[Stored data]
•••••

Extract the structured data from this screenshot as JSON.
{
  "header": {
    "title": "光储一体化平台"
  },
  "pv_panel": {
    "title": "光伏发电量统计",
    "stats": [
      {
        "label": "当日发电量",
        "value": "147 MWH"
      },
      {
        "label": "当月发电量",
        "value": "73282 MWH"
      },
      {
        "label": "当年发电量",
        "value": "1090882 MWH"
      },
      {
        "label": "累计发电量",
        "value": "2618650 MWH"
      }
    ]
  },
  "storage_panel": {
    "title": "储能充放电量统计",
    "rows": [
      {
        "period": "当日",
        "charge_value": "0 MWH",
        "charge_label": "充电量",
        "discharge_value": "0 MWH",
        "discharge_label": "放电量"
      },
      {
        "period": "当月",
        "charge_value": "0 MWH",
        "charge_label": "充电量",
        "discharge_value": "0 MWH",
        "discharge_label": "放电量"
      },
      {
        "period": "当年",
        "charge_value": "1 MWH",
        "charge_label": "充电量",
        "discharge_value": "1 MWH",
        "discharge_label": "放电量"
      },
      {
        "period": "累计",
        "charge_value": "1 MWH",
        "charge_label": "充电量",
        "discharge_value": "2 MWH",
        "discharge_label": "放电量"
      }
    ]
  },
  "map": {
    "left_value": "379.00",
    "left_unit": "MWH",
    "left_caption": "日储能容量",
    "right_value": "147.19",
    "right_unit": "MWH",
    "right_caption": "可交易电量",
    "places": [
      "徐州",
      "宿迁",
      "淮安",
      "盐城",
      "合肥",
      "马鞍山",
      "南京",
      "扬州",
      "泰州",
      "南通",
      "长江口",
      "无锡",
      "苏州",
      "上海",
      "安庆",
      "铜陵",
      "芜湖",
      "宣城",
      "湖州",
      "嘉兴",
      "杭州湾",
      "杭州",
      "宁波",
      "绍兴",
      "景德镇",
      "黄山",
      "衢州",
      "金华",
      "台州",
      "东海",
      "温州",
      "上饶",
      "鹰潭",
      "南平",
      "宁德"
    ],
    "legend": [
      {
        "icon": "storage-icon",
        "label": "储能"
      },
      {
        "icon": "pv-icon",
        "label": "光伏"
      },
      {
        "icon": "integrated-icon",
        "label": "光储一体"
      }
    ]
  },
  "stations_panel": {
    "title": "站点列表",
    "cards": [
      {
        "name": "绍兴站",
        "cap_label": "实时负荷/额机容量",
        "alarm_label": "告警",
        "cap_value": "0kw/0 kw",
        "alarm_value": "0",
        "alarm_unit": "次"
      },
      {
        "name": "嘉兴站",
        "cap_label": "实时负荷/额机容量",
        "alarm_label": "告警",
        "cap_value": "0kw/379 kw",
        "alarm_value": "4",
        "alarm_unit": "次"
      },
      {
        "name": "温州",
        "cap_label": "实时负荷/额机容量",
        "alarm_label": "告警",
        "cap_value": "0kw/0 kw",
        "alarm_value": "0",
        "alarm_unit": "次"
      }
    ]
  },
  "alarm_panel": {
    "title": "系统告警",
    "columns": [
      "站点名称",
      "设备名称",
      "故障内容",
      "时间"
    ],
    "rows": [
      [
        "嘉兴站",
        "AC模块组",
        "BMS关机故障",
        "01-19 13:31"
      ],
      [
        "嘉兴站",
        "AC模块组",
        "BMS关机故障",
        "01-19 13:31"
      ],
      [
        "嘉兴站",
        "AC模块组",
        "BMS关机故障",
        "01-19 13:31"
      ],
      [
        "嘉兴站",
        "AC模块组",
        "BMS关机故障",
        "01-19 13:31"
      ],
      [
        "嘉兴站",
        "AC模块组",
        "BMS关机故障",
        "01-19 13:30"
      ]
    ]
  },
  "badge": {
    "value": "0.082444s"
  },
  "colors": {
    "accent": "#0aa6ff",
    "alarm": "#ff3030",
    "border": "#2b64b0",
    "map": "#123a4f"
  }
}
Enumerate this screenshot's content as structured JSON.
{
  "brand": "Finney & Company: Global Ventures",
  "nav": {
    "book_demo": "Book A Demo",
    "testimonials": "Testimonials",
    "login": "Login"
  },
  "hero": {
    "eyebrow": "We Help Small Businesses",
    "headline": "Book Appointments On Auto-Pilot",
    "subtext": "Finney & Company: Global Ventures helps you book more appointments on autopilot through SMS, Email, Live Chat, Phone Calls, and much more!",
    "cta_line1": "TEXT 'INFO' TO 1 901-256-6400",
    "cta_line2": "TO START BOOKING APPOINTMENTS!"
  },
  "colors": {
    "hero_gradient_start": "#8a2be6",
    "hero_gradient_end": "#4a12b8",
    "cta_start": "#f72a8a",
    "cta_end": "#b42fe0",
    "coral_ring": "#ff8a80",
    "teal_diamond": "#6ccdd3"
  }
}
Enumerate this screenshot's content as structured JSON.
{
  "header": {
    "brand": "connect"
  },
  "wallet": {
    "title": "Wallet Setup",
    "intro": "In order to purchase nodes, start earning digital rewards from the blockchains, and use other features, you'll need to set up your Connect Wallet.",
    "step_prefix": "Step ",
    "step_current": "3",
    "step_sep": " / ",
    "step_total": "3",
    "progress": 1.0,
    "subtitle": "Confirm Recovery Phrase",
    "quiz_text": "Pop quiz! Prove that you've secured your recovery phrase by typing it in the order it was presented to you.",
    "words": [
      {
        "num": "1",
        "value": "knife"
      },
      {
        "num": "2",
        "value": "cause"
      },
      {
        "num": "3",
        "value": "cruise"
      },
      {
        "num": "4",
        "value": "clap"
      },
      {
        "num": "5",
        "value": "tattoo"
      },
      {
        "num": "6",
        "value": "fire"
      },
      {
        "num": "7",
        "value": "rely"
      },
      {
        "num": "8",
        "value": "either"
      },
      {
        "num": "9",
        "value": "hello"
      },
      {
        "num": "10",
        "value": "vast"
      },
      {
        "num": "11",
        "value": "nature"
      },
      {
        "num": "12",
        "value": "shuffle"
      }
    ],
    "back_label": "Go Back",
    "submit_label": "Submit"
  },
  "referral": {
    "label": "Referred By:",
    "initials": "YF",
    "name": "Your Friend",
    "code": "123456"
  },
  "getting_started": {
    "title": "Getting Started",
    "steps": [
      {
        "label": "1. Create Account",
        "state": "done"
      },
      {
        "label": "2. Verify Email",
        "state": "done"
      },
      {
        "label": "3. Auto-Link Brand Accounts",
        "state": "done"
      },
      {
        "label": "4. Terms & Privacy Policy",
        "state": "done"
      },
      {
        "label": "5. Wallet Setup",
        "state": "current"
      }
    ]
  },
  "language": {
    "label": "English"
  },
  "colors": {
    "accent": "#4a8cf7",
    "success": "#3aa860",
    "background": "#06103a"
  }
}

•••••

Work instructions:
Which lines contain the word "period"? Return each of them.

Completed task:
        "period": "当日",
        "period": "当月",
        "period": "当年",
        "period": "累计",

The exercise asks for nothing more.